Write out all entries word for word.

▼

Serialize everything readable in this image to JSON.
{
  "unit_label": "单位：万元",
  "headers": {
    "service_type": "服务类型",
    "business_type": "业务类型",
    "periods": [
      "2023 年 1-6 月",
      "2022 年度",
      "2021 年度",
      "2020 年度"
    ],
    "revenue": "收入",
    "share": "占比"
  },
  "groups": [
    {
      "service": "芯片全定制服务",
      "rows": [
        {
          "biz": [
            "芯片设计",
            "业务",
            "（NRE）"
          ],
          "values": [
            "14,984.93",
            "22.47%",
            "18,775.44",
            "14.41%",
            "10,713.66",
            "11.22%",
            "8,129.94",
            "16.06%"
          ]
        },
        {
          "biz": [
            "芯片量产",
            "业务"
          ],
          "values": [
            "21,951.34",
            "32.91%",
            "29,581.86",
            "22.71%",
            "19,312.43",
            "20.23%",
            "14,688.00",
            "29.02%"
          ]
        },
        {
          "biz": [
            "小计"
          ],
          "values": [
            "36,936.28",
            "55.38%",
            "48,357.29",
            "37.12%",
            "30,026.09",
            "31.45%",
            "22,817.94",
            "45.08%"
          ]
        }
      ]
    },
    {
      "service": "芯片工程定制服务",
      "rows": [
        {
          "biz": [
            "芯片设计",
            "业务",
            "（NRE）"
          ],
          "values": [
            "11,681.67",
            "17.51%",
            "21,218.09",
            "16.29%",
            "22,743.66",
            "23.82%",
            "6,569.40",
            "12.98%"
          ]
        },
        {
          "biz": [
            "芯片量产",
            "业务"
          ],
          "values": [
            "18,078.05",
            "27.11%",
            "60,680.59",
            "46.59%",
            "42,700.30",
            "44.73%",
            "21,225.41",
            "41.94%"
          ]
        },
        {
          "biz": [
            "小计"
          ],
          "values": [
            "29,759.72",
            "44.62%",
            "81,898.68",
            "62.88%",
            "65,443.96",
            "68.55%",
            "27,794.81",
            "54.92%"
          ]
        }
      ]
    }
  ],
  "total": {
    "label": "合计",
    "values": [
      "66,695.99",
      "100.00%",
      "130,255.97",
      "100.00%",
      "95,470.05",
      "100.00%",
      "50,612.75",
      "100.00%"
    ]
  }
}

▲

• **Result for this exercise**:
Serialize everything readable in this image to JSON.
{
  "unit_label": "单位：万元",
  "headers": {
    "service_type": "服务类型",
    "business_type": "业务类型",
    "periods": [
      "2023 年 1-6 月",
      "2022 年度",
      "2021 年度",
      "2020 年度"
    ],
    "revenue": "收入",
    "share": "占比"
  },
  "groups": [
    {
      "service": "芯片全定制服务",
      "rows": [
        {
          "biz": [
            "芯片设计",
            "业务",
            "（NRE）"
          ],
          "values": [
            "14,984.93",
            "22.47%",
            "18,775.44",
            "14.41%",
            "10,713.66",
            "11.22%",
            "8,129.94",
            "16.06%"
          ]
        },
        {
          "biz": [
            "芯片量产",
            "业务"
          ],
          "values": [
            "21,951.34",
            "32.91%",
            "29,581.86",
            "22.71%",
            "19,312.43",
            "20.23%",
            "14,688.00",
            "29.02%"
          ]
        },
        {
          "biz": [
            "小计"
          ],
          "values": [
            "36,936.28",
            "55.38%",
            "48,357.29",
            "37.12%",
            "30,026.09",
            "31.45%",
            "22,817.94",
            "45.08%"
          ]
        }
      ]
    },
    {
      "service": "芯片工程定制服务",
      "rows": [
        {
          "biz": [
            "芯片设计",
            "业务",
            "（NRE）"
          ],
          "values": [
            "11,681.67",
            "17.51%",
            "21,218.09",
            "16.29%",
            "22,743.66",
            "23.82%",
            "6,569.40",
            "12.98%"
          ]
        },
        {
          "biz": [
            "芯片量产",
            "业务"
          ],
          "values": [
            "18,078.05",
            "27.11%",
            "60,680.59",
            "46.59%",
            "42,700.30",
            "44.73%",
            "21,225.41",
            "41.94%"
          ]
        },
        {
          "biz": [
            "小计"
          ],
          "values": [
            "29,759.72",
            "44.62%",
            "81,898.68",
            "62.88%",
            "65,443.96",
            "68.55%",
            "27,794.81",
            "54.92%"
          ]
        }
      ]
    }
  ],
  "total": {
    "label": "合计",
    "values": [
      "66,695.99",
      "100.00%",
      "130,255.97",
      "100.00%",
      "95,470.05",
      "100.00%",
      "50,612.75",
      "100.00%"
    ]
  }
}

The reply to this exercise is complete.